▶ _Short exercise_
Could you print all the entries exactly?

[Extracted records]
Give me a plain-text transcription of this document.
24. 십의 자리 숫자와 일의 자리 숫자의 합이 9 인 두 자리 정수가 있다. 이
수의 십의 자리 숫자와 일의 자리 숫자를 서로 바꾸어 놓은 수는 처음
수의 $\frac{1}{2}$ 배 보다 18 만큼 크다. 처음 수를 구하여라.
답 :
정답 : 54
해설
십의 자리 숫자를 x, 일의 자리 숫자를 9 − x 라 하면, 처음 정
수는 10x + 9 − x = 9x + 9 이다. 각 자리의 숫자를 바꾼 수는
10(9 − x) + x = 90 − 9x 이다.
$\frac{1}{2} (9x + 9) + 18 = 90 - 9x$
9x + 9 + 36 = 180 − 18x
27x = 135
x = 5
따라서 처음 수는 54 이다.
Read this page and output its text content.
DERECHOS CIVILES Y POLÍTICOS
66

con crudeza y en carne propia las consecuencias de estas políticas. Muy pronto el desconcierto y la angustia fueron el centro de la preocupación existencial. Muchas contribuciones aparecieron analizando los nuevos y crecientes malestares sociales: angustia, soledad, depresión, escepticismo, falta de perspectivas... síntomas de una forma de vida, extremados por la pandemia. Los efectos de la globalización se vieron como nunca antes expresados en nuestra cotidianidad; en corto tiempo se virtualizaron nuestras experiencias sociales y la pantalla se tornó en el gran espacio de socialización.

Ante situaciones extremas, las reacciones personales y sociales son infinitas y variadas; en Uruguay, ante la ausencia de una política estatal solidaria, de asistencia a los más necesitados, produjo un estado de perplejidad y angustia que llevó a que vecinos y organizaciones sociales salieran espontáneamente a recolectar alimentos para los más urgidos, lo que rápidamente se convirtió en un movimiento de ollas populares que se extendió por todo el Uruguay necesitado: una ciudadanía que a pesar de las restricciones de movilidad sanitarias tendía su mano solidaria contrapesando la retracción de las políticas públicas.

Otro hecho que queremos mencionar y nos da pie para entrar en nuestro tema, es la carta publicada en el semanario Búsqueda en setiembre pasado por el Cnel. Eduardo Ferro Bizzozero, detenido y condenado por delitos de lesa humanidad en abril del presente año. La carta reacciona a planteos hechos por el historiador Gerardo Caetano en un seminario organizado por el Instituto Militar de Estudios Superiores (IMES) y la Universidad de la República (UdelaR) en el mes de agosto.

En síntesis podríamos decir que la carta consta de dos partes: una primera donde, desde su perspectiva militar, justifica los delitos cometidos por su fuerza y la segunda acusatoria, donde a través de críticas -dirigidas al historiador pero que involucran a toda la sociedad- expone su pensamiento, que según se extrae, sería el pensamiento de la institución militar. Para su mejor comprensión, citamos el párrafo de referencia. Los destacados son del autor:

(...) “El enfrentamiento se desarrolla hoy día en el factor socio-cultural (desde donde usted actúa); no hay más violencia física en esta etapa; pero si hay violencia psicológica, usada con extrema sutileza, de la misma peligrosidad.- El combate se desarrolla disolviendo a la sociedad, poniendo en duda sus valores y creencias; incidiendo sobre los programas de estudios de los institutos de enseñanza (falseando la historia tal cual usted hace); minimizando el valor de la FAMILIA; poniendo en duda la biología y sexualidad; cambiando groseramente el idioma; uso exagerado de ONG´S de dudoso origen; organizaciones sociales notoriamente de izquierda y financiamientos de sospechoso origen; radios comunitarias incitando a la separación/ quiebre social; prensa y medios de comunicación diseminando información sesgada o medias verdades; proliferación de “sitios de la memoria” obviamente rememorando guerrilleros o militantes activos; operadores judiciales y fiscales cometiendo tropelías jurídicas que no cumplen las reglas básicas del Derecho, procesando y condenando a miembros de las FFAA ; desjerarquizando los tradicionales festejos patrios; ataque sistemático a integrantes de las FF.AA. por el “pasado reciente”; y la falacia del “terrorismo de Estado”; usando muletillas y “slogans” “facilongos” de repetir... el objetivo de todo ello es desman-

▶ _Task result_
Give me a plain-text transcription of this document.
24. 십의 자리 숫자와 일의 자리 숫자의 합이 9 인 두 자리 정수가 있다. 이
수의 십의 자리 숫자와 일의 자리 숫자를 서로 바꾸어 놓은 수는 처음
수의 $\frac{1}{2}$ 배 보다 18 만큼 크다. 처음 수를 구하여라.
답 :
정답 : 54
해설
십의 자리 숫자를 x, 일의 자리 숫자를 9 − x 라 하면, 처음 정
수는 10x + 9 − x = 9x + 9 이다. 각 자리의 숫자를 바꾼 수는
10(9 − x) + x = 90 − 9x 이다.
$\frac{1}{2} (9x + 9) + 18 = 90 - 9x$
9x + 9 + 36 = 180 − 18x
27x = 135
x = 5
따라서 처음 수는 54 이다.
Read this page and output its text content.
DERECHOS CIVILES Y POLÍTICOS
66

con crudeza y en carne propia las consecuencias de estas políticas. Muy pronto el desconcierto y la angustia fueron el centro de la preocupación existencial. Muchas contribuciones aparecieron analizando los nuevos y crecientes malestares sociales: angustia, soledad, depresión, escepticismo, falta de perspectivas... síntomas de una forma de vida, extremados por la pandemia. Los efectos de la globalización se vieron como nunca antes expresados en nuestra cotidianidad; en corto tiempo se virtualizaron nuestras experiencias sociales y la pantalla se tornó en el gran espacio de socialización.

Ante situaciones extremas, las reacciones personales y sociales son infinitas y variadas; en Uruguay, ante la ausencia de una política estatal solidaria, de asistencia a los más necesitados, produjo un estado de perplejidad y angustia que llevó a que vecinos y organizaciones sociales salieran espontáneamente a recolectar alimentos para los más urgidos, lo que rápidamente se convirtió en un movimiento de ollas populares que se extendió por todo el Uruguay necesitado: una ciudadanía que a pesar de las restricciones de movilidad sanitarias tendía su mano solidaria contrapesando la retracción de las políticas públicas.

Otro hecho que queremos mencionar y nos da pie para entrar en nuestro tema, es la carta publicada en el semanario Búsqueda en setiembre pasado por el Cnel. Eduardo Ferro Bizzozero, detenido y condenado por delitos de lesa humanidad en abril del presente año. La carta reacciona a planteos hechos por el historiador Gerardo Caetano en un seminario organizado por el Instituto Militar de Estudios Superiores (IMES) y la Universidad de la República (UdelaR) en el mes de agosto.

En síntesis podríamos decir que la carta consta de dos partes: una primera donde, desde su perspectiva militar, justifica los delitos cometidos por su fuerza y la segunda acusatoria, donde a través de críticas -dirigidas al historiador pero que involucran a toda la sociedad- expone su pensamiento, que según se extrae, sería el pensamiento de la institución militar. Para su mejor comprensión, citamos el párrafo de referencia. Los destacados son del autor:

(...) “El enfrentamiento se desarrolla hoy día en el factor socio-cultural (desde donde usted actúa); no hay más violencia física en esta etapa; pero si hay violencia psicológica, usada con extrema sutileza, de la misma peligrosidad.- El combate se desarrolla disolviendo a la sociedad, poniendo en duda sus valores y creencias; incidiendo sobre los programas de estudios de los institutos de enseñanza (falseando la historia tal cual usted hace); minimizando el valor de la FAMILIA; poniendo en duda la biología y sexualidad; cambiando groseramente el idioma; uso exagerado de ONG´S de dudoso origen; organizaciones sociales notoriamente de izquierda y financiamientos de sospechoso origen; radios comunitarias incitando a la separación/ quiebre social; prensa y medios de comunicación diseminando información sesgada o medias verdades; proliferación de “sitios de la memoria” obviamente rememorando guerrilleros o militantes activos; operadores judiciales y fiscales cometiendo tropelías jurídicas que no cumplen las reglas básicas del Derecho, procesando y condenando a miembros de las FFAA ; desjerarquizando los tradicionales festejos patrios; ataque sistemático a integrantes de las FF.AA. por el “pasado reciente”; y la falacia del “terrorismo de Estado”; usando muletillas y “slogans” “facilongos” de repetir... el objetivo de todo ello es desman-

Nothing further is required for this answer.